§ Task requirements: Determine how many lines contain the string "Máquina" and reply with that number alone.

§ Records:
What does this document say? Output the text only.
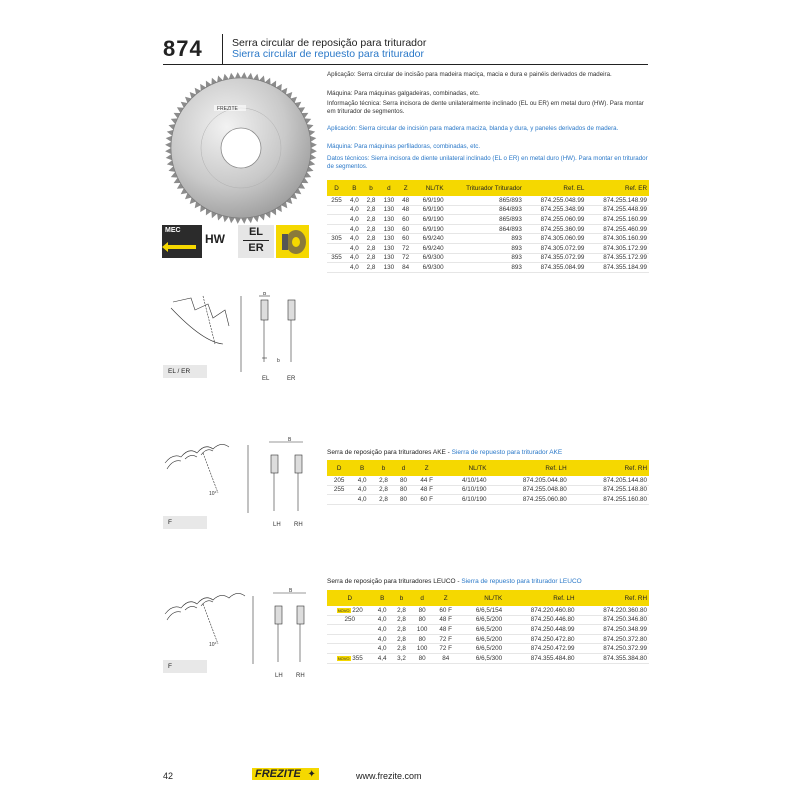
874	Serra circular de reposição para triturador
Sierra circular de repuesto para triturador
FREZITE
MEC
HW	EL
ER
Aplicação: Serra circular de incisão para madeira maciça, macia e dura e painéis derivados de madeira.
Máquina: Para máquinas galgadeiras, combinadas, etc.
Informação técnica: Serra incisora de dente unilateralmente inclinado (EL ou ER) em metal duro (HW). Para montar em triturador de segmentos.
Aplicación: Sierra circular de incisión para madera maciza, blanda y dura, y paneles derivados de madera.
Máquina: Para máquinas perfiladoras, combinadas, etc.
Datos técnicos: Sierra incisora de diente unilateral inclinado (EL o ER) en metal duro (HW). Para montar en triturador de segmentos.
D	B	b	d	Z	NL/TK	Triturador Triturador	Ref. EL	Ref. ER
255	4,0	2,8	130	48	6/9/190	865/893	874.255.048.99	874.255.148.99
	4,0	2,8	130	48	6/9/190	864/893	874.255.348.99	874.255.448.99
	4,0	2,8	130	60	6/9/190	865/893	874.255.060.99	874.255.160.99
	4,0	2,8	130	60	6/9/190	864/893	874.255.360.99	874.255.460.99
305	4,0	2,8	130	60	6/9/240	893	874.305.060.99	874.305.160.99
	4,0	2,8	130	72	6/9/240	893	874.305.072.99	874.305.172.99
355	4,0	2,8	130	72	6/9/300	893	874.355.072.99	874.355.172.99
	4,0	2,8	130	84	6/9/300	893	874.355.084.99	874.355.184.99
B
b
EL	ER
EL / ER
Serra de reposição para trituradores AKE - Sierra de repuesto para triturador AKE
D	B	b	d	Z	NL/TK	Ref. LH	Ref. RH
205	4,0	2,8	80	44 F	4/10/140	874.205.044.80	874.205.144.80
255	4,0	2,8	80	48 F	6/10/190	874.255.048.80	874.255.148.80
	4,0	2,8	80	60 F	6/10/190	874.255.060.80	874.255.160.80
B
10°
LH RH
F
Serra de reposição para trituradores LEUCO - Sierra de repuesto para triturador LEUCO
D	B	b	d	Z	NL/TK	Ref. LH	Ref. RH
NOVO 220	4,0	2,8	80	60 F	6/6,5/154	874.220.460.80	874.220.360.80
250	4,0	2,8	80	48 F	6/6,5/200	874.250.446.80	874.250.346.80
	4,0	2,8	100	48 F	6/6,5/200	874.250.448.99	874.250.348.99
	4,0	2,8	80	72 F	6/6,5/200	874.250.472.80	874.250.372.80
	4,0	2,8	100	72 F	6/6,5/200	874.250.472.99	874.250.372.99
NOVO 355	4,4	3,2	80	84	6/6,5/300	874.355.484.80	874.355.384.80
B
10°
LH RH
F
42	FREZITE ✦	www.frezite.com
==
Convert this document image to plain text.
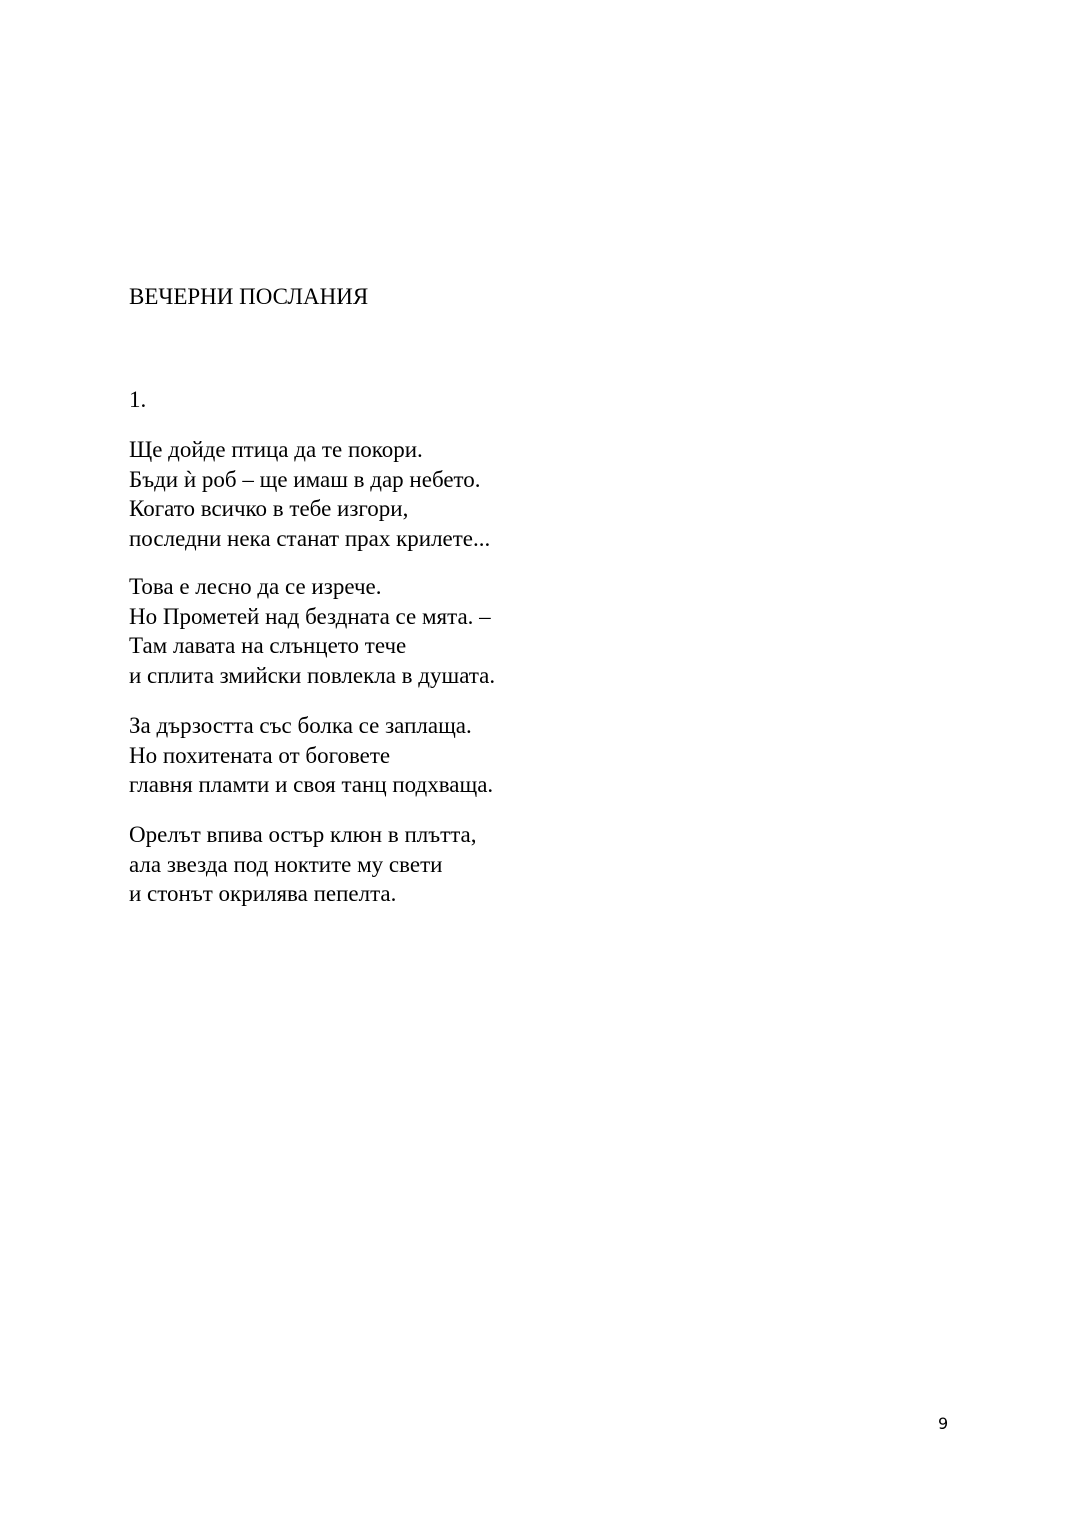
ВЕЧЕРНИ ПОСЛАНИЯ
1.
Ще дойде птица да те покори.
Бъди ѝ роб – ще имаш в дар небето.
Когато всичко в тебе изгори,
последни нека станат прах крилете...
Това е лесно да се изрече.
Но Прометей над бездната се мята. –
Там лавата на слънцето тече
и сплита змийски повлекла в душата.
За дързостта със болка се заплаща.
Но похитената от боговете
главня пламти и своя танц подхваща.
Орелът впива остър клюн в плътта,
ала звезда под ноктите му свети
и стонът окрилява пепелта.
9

§ Solution: 2